→ WHAT IS BEING ASKED:
What is the number of lines holding the word "boardings"? Give that number alone.

----- DATA EXTRACT -----

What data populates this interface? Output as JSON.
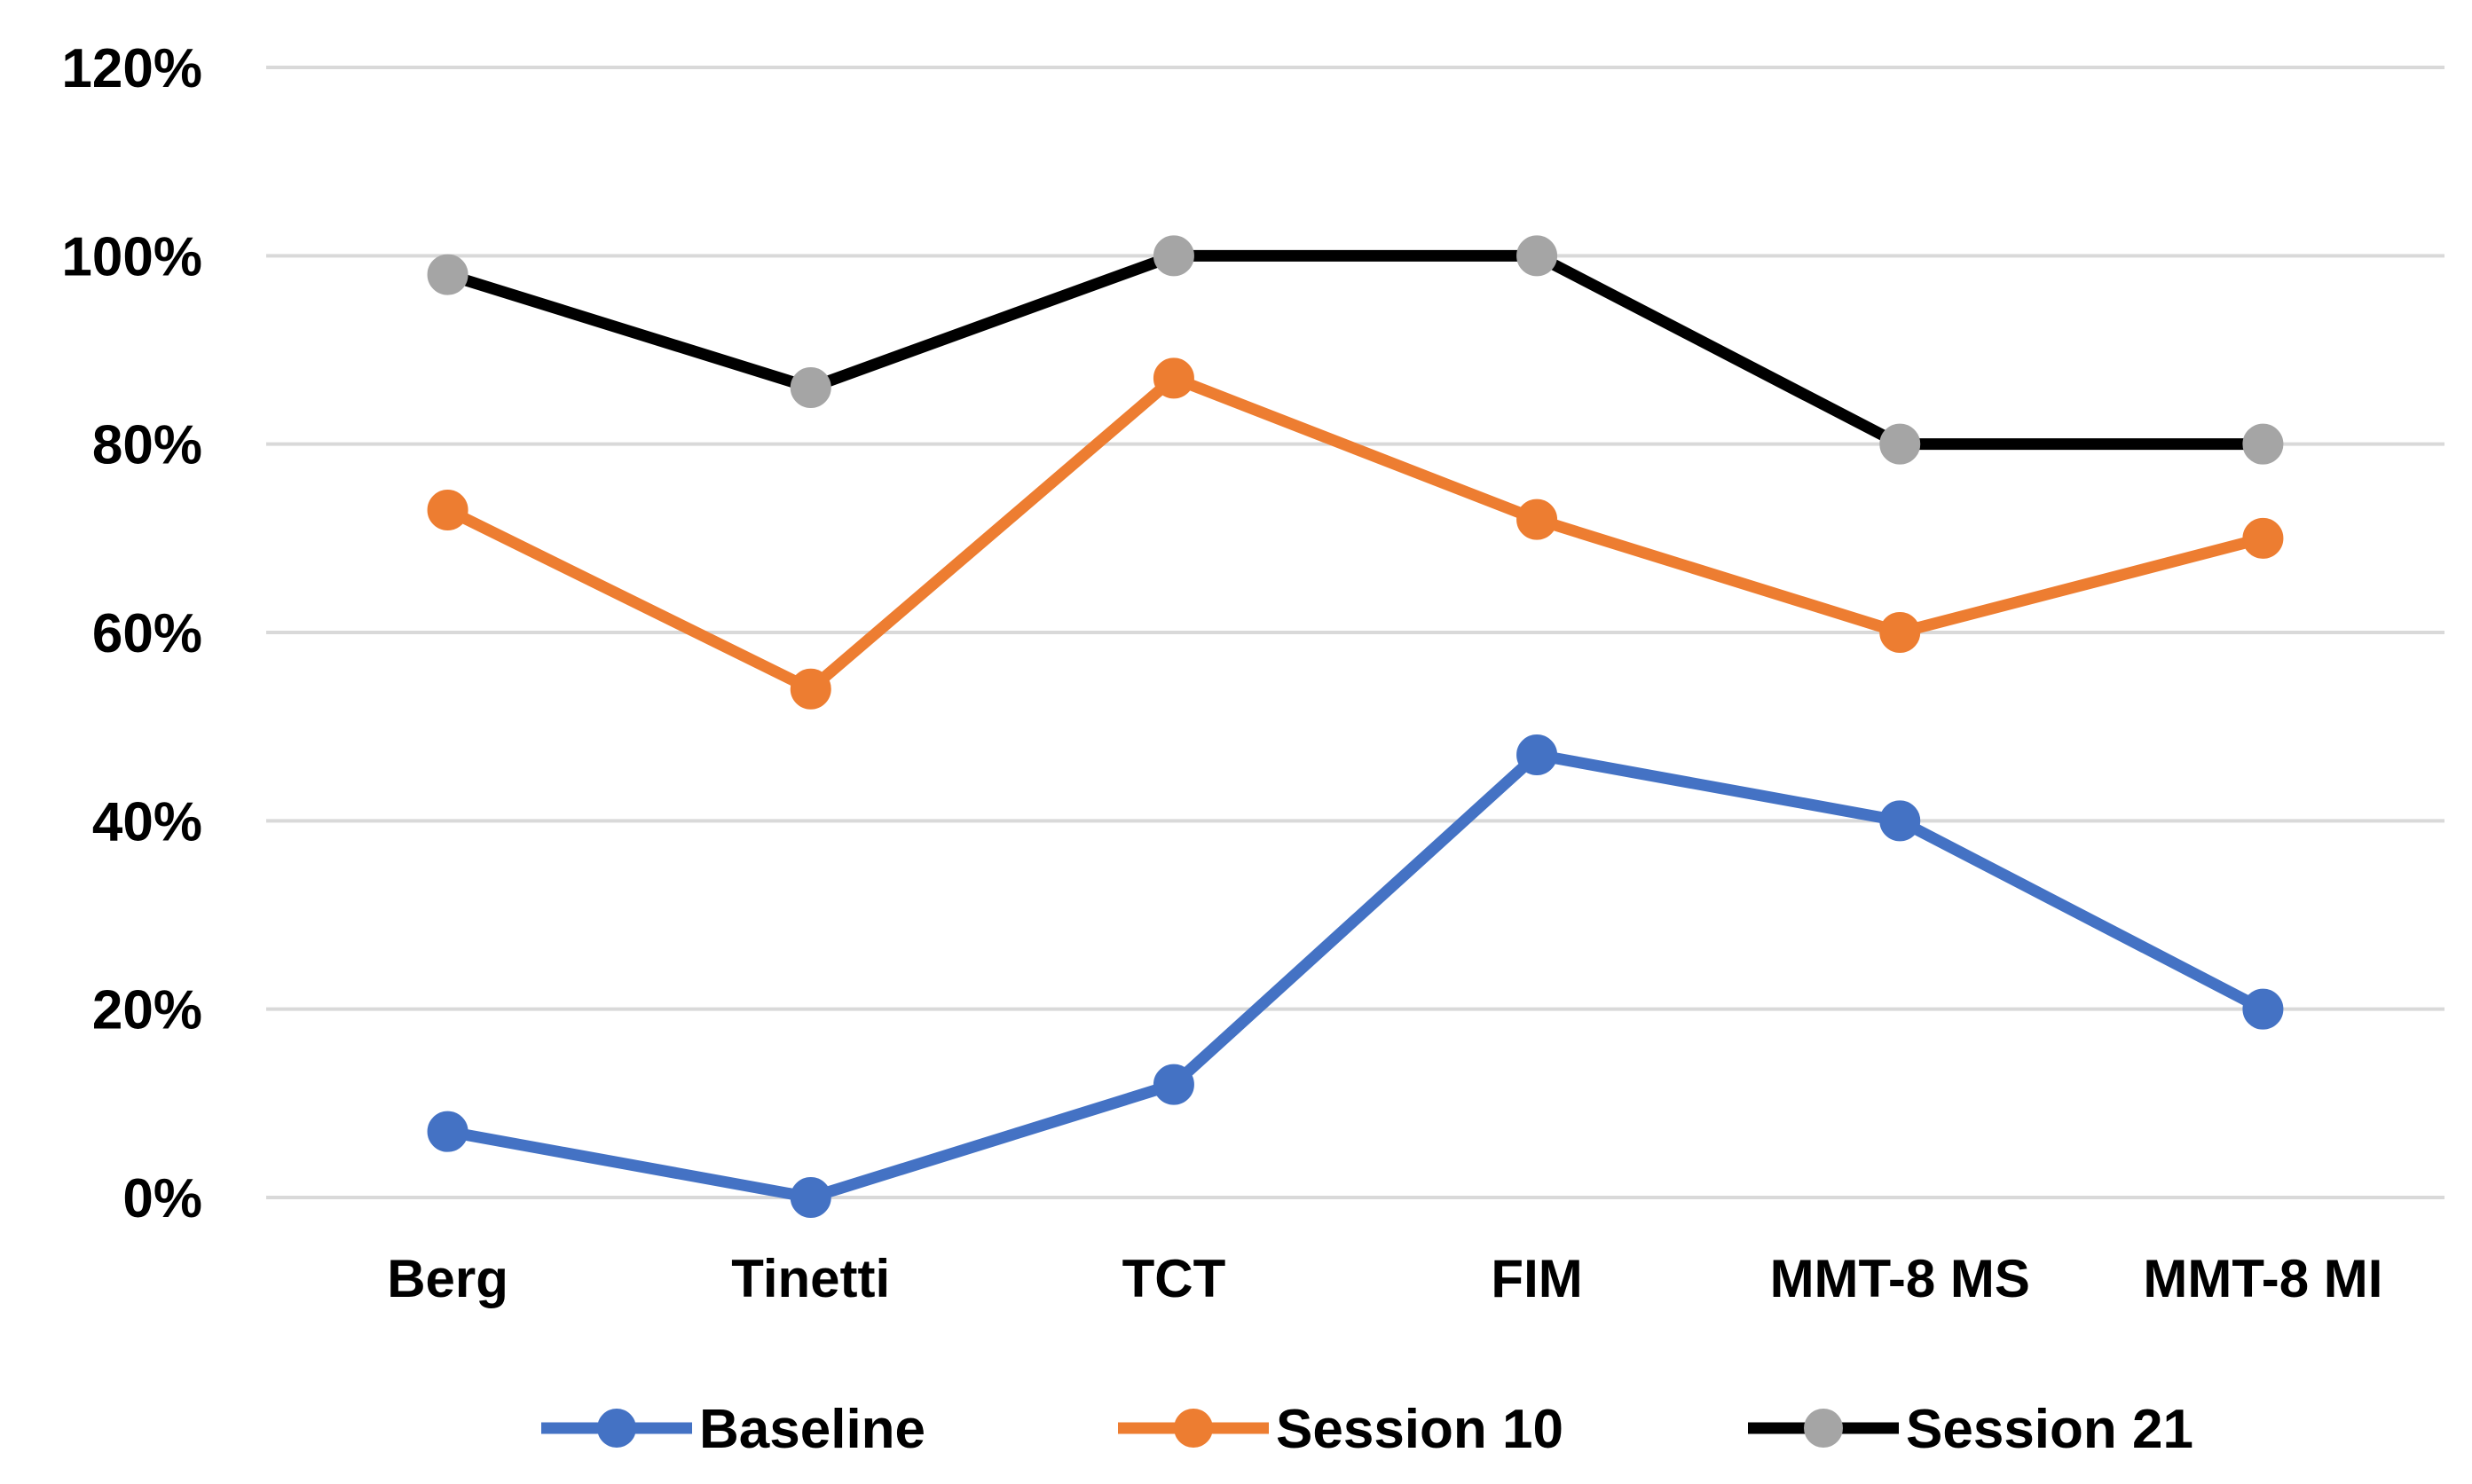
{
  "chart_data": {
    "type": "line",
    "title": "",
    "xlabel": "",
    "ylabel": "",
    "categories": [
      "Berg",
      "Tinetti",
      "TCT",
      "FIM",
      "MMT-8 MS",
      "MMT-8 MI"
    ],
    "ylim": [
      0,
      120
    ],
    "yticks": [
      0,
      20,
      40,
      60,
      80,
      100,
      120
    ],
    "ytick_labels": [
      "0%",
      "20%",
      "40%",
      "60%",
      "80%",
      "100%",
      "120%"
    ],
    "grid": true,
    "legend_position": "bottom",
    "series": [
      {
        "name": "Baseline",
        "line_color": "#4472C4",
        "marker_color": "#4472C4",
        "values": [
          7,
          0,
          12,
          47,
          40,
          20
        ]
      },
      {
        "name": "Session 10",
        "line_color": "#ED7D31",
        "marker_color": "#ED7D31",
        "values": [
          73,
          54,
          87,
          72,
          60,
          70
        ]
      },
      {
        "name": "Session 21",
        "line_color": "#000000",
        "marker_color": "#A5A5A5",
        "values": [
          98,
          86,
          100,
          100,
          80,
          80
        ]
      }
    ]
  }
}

-----
----- DATA EXTRACT -----

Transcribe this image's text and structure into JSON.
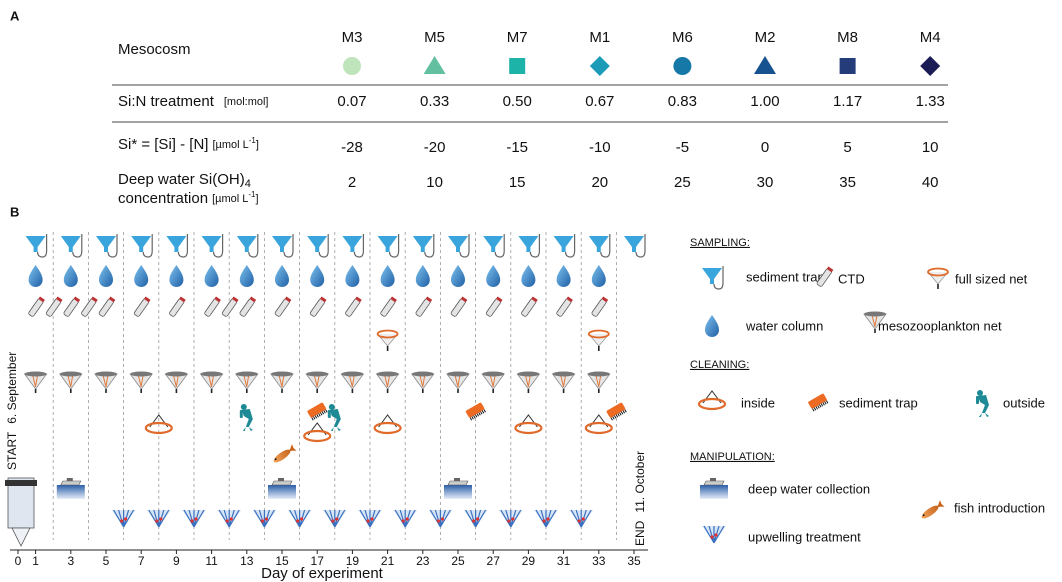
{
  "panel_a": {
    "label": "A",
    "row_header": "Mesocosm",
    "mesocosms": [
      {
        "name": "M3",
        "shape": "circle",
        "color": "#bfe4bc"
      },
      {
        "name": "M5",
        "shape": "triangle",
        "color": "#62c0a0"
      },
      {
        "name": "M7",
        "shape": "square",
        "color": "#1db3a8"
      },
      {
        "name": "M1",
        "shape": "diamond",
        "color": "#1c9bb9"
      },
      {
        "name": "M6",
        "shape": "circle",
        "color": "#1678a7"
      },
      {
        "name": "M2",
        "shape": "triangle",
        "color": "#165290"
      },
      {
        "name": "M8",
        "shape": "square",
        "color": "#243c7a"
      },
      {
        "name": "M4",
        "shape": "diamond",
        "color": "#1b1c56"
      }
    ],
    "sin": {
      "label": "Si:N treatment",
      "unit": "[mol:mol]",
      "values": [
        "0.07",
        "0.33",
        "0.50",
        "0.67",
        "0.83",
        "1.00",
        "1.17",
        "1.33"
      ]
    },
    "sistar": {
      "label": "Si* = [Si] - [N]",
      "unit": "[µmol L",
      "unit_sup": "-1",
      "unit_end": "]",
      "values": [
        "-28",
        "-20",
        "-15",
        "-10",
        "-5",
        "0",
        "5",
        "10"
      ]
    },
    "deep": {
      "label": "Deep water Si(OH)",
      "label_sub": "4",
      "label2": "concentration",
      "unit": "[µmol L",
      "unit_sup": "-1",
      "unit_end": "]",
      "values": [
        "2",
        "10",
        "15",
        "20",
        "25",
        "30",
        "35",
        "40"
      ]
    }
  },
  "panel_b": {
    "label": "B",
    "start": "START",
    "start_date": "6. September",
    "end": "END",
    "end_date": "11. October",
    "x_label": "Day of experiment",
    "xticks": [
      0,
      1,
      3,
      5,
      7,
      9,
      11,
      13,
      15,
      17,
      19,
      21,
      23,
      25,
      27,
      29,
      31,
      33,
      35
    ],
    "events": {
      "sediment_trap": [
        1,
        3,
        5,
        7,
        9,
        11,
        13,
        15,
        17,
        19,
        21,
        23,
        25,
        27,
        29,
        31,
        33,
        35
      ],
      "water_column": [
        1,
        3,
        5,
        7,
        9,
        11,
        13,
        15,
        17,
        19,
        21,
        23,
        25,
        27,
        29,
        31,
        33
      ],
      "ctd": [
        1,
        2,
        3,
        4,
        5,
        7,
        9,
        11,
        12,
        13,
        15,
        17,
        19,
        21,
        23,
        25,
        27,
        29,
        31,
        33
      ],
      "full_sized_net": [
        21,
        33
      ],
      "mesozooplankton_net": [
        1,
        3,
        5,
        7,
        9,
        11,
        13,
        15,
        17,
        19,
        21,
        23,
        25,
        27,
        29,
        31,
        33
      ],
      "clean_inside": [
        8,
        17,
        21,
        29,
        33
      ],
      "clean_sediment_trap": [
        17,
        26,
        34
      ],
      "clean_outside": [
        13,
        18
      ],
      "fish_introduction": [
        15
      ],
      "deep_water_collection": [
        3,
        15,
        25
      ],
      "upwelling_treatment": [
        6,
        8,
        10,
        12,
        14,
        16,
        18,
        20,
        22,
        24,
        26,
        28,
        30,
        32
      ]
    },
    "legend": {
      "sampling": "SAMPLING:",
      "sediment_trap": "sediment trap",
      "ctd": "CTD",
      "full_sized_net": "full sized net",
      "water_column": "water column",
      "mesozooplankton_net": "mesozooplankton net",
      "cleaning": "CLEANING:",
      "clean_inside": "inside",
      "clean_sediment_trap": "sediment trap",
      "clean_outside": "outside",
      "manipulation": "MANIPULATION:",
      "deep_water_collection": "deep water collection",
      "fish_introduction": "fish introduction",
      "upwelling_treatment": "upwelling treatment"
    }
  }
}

-----
----- DATA EXTRACT -----

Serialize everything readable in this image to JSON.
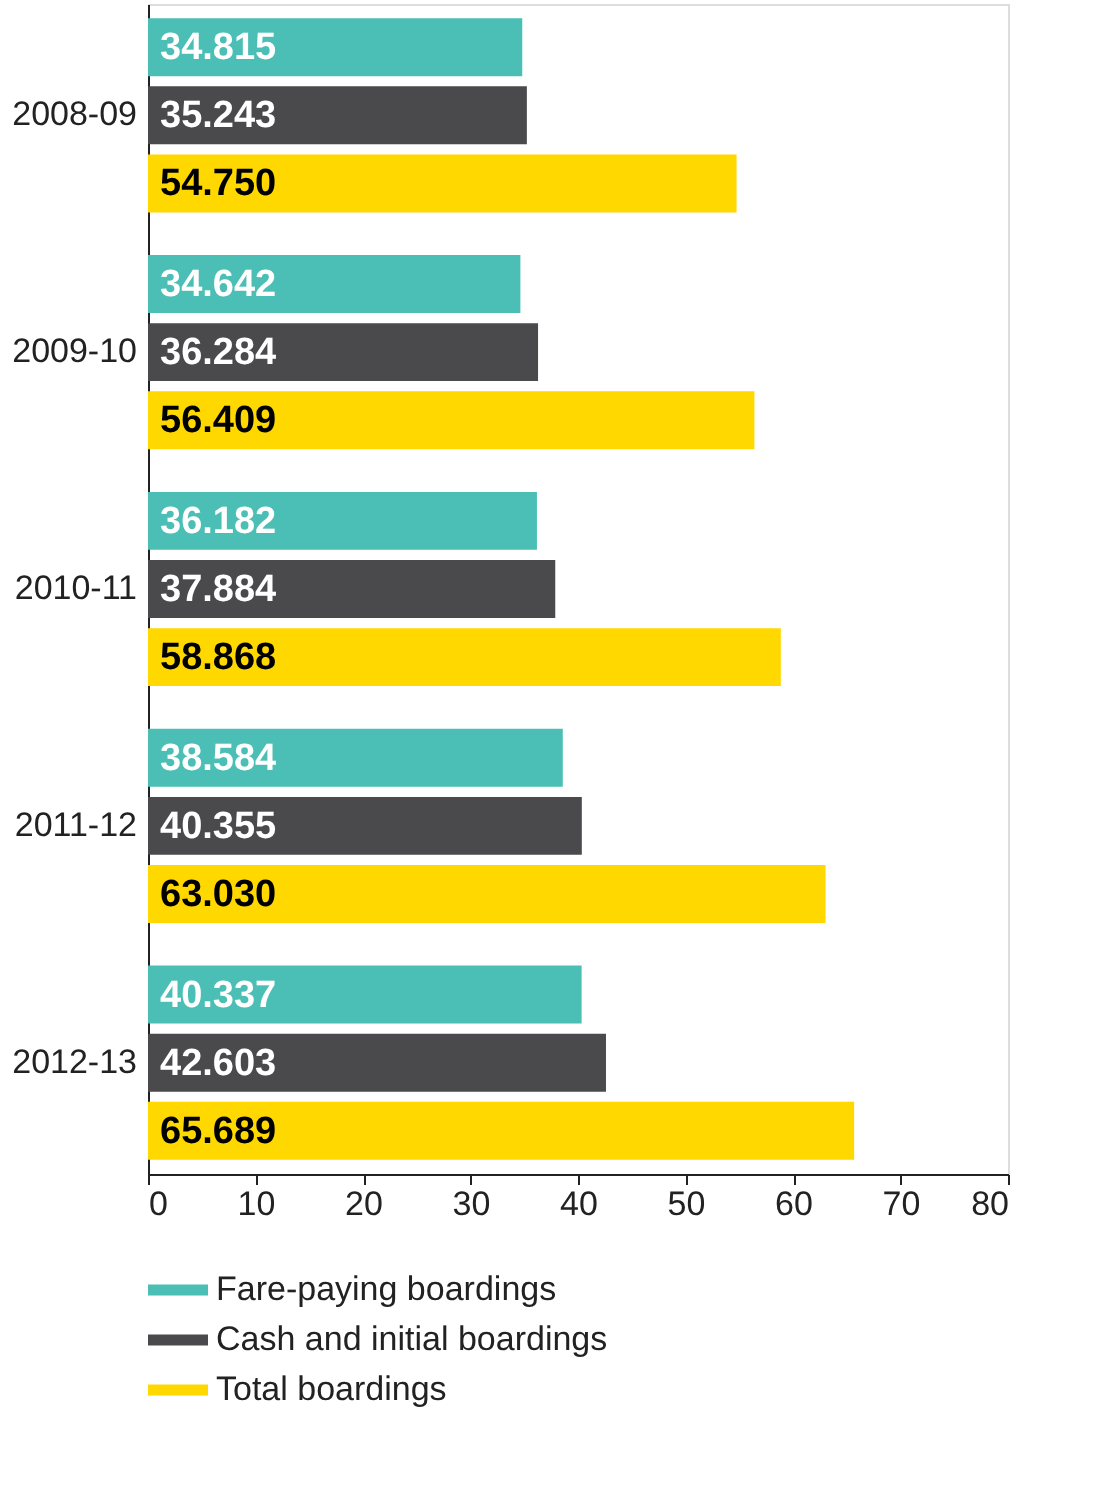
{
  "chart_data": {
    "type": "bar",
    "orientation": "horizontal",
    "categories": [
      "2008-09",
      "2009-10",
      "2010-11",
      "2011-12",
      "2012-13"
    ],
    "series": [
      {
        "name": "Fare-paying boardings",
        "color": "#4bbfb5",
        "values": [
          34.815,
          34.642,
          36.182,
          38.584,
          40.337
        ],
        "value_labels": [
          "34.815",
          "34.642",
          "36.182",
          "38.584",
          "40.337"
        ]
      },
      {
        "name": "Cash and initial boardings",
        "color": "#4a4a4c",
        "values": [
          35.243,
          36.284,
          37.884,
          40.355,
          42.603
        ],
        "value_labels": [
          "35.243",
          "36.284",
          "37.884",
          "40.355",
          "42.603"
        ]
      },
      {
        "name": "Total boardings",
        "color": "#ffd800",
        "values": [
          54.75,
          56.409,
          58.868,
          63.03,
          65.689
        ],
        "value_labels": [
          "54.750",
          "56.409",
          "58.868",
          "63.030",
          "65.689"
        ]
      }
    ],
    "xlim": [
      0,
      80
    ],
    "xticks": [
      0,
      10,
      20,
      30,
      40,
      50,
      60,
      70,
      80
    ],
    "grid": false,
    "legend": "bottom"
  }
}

-----

→ RESPONSE TO THE EXERCISE:
3